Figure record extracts
=====

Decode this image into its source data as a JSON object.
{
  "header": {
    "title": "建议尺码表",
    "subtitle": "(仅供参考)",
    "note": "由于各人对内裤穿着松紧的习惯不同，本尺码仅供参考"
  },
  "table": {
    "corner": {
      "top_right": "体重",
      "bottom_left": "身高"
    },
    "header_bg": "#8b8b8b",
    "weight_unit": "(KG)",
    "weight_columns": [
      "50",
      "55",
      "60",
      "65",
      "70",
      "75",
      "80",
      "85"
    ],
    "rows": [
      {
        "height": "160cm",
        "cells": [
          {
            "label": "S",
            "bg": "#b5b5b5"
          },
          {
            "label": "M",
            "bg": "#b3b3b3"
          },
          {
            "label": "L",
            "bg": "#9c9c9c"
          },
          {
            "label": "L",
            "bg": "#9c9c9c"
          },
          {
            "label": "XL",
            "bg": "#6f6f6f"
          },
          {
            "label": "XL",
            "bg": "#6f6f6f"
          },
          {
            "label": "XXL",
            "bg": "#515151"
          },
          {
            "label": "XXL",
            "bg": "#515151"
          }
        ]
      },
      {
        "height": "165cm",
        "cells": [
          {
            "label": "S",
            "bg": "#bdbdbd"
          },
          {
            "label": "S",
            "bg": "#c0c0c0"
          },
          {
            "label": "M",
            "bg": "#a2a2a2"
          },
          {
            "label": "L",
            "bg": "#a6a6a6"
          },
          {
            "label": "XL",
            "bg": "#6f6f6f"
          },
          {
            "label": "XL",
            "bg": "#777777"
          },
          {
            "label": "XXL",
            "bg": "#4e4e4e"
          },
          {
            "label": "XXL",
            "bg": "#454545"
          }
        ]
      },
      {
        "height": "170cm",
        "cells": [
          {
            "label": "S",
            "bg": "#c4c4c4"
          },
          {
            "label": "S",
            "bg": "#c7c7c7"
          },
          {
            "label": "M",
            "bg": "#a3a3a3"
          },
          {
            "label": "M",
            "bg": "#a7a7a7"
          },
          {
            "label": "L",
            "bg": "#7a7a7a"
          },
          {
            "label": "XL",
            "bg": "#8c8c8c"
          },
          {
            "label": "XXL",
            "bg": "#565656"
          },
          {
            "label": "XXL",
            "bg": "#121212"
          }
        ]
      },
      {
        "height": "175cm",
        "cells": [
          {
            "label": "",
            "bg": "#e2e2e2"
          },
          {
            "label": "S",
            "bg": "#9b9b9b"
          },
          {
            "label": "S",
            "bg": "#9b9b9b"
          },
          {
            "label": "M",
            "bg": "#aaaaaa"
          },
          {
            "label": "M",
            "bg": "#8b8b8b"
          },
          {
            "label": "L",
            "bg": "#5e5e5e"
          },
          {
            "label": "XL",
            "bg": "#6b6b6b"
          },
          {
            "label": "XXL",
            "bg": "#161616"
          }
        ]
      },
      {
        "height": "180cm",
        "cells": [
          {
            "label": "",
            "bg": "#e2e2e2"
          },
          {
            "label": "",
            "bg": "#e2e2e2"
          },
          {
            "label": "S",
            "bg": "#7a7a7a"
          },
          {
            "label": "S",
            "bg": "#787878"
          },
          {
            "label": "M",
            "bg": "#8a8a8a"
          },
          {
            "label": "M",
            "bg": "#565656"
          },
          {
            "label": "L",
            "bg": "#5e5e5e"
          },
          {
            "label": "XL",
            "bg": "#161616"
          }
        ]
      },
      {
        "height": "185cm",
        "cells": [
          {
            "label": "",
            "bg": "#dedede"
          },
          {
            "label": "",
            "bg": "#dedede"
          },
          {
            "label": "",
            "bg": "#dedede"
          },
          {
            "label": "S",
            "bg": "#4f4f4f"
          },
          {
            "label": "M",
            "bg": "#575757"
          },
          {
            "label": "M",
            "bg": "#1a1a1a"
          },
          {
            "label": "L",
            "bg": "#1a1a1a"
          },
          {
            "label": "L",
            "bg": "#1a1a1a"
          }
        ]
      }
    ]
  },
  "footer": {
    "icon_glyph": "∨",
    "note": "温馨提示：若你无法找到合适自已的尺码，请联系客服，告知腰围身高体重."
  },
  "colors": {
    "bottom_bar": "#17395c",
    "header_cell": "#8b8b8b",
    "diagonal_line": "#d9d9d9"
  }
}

=====

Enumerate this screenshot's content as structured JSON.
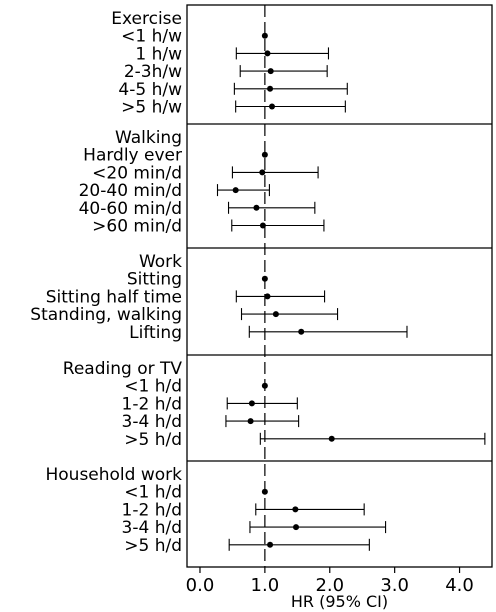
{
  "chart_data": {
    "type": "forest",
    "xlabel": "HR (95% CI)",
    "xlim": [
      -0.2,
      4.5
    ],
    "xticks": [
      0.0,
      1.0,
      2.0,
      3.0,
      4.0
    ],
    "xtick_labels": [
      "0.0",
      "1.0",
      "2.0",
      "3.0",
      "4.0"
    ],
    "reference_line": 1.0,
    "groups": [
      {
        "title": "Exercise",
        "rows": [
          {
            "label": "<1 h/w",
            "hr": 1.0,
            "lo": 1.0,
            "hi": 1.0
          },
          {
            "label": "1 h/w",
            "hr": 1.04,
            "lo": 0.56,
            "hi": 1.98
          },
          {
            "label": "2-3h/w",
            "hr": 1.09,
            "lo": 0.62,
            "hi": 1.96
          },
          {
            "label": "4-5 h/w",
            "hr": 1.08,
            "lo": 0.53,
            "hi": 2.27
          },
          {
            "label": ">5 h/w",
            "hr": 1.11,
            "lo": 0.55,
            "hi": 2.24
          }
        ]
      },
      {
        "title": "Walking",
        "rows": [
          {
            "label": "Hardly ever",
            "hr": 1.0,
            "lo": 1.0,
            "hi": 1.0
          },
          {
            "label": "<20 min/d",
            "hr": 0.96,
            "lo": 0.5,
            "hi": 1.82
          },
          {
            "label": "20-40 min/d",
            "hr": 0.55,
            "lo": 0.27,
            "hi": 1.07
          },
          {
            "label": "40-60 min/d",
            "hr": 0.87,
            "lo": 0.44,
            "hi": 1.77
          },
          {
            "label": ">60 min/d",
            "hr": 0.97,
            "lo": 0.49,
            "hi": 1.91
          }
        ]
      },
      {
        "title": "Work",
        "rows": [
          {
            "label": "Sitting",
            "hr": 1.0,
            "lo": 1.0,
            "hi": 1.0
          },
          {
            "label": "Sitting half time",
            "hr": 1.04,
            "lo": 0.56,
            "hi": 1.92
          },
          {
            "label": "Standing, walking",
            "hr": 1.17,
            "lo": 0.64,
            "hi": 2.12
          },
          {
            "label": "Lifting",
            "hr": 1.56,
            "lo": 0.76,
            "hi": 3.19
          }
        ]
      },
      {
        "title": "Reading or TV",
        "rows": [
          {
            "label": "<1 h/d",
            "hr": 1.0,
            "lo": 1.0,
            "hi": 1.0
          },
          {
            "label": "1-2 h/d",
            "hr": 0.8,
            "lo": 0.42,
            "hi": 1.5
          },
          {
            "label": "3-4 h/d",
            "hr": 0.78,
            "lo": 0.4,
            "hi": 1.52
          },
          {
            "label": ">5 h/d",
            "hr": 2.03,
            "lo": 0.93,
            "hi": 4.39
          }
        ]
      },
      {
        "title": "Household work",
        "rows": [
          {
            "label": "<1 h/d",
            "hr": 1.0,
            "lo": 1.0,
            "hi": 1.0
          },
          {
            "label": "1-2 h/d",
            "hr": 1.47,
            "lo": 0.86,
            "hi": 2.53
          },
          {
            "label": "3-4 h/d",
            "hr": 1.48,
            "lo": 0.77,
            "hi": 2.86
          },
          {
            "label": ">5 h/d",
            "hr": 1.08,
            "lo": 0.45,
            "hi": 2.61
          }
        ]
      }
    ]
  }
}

=====

» **Work instructions**:
Select and copy every line of the material that holds the string "JSON".

» **Exercise response**:
Decode this image into its source data as a JSON object.
Enumerate this screenshot's content as structured JSON.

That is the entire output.